Repeat the lines that follow, leaving nothing out.

=== Supplied entries ===
+++
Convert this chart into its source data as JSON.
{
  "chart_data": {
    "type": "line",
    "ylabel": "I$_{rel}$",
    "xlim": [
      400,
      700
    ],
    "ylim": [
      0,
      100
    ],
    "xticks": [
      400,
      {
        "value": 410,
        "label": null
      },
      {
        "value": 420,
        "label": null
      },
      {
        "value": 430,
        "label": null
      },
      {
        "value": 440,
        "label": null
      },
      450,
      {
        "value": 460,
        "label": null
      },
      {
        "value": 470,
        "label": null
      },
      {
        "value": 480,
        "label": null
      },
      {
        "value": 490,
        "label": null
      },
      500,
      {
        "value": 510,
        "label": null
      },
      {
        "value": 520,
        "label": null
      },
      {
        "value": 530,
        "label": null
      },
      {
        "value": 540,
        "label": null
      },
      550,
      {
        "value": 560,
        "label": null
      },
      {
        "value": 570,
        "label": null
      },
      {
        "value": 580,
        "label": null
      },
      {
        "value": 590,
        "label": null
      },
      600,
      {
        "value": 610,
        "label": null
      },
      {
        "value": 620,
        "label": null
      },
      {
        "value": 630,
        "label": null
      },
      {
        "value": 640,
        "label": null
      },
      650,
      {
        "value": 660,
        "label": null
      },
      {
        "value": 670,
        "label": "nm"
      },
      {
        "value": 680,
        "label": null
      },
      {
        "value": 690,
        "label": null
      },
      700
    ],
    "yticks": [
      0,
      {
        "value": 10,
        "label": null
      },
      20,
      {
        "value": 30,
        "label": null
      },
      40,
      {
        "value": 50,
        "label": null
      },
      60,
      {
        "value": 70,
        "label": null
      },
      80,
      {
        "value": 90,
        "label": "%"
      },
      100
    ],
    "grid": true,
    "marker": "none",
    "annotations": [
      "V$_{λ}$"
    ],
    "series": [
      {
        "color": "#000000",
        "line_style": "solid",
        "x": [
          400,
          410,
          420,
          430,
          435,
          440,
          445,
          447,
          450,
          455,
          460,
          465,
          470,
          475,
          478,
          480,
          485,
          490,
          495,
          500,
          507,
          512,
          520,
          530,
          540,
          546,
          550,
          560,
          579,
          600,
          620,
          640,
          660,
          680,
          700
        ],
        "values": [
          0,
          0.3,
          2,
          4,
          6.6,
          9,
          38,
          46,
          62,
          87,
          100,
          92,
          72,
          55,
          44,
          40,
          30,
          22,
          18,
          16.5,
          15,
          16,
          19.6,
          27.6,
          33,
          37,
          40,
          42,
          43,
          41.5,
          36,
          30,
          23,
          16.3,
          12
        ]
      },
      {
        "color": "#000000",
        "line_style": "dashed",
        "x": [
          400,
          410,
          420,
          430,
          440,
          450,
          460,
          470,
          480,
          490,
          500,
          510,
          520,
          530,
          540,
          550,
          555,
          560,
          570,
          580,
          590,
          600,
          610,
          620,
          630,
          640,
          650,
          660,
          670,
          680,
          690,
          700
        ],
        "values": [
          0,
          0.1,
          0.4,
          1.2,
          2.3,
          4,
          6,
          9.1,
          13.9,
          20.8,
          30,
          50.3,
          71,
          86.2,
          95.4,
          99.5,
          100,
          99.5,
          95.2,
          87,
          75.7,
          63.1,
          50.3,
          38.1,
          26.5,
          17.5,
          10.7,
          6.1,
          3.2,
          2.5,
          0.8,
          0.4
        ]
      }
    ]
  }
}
+++
=== Result ===
Convert this chart into its source data as JSON.
{
  "chart_data": {
    "type": "line",
    "ylabel": "I$_{rel}$",
    "xlim": [
      400,
      700
    ],
    "ylim": [
      0,
      100
    ],
    "xticks": [
      400,
      {
        "value": 410,
        "label": null
      },
      {
        "value": 420,
        "label": null
      },
      {
        "value": 430,
        "label": null
      },
      {
        "value": 440,
        "label": null
      },
      450,
      {
        "value": 460,
        "label": null
      },
      {
        "value": 470,
        "label": null
      },
      {
        "value": 480,
        "label": null
      },
      {
        "value": 490,
        "label": null
      },
      500,
      {
        "value": 510,
        "label": null
      },
      {
        "value": 520,
        "label": null
      },
      {
        "value": 530,
        "label": null
      },
      {
        "value": 540,
        "label": null
      },
      550,
      {
        "value": 560,
        "label": null
      },
      {
        "value": 570,
        "label": null
      },
      {
        "value": 580,
        "label": null
      },
      {
        "value": 590,
        "label": null
      },
      600,
      {
        "value": 610,
        "label": null
      },
      {
        "value": 620,
        "label": null
      },
      {
        "value": 630,
        "label": null
      },
      {
        "value": 640,
        "label": null
      },
      650,
      {
        "value": 660,
        "label": null
      },
      {
        "value": 670,
        "label": "nm"
      },
      {
        "value": 680,
        "label": null
      },
      {
        "value": 690,
        "label": null
      },
      700
    ],
    "yticks": [
      0,
      {
        "value": 10,
        "label": null
      },
      20,
      {
        "value": 30,
        "label": null
      },
      40,
      {
        "value": 50,
        "label": null
      },
      60,
      {
        "value": 70,
        "label": null
      },
      80,
      {
        "value": 90,
        "label": "%"
      },
      100
    ],
    "grid": true,
    "marker": "none",
    "annotations": [
      "V$_{λ}$"
    ],
    "series": [
      {
        "color": "#000000",
        "line_style": "solid",
        "x": [
          400,
          410,
          420,
          430,
          435,
          440,
          445,
          447,
          450,
          455,
          460,
          465,
          470,
          475,
          478,
          480,
          485,
          490,
          495,
          500,
          507,
          512,
          520,
          530,
          540,
          546,
          550,
          560,
          579,
          600,
          620,
          640,
          660,
          680,
          700
        ],
        "values": [
          0,
          0.3,
          2,
          4,
          6.6,
          9,
          38,
          46,
          62,
          87,
          100,
          92,
          72,
          55,
          44,
          40,
          30,
          22,
          18,
          16.5,
          15,
          16,
          19.6,
          27.6,
          33,
          37,
          40,
          42,
          43,
          41.5,
          36,
          30,
          23,
          16.3,
          12
        ]
      },
      {
        "color": "#000000",
        "line_style": "dashed",
        "x": [
          400,
          410,
          420,
          430,
          440,
          450,
          460,
          470,
          480,
          490,
          500,
          510,
          520,
          530,
          540,
          550,
          555,
          560,
          570,
          580,
          590,
          600,
          610,
          620,
          630,
          640,
          650,
          660,
          670,
          680,
          690,
          700
        ],
        "values": [
          0,
          0.1,
          0.4,
          1.2,
          2.3,
          4,
          6,
          9.1,
          13.9,
          20.8,
          30,
          50.3,
          71,
          86.2,
          95.4,
          99.5,
          100,
          99.5,
          95.2,
          87,
          75.7,
          63.1,
          50.3,
          38.1,
          26.5,
          17.5,
          10.7,
          6.1,
          3.2,
          2.5,
          0.8,
          0.4
        ]
      }
    ]
  }
}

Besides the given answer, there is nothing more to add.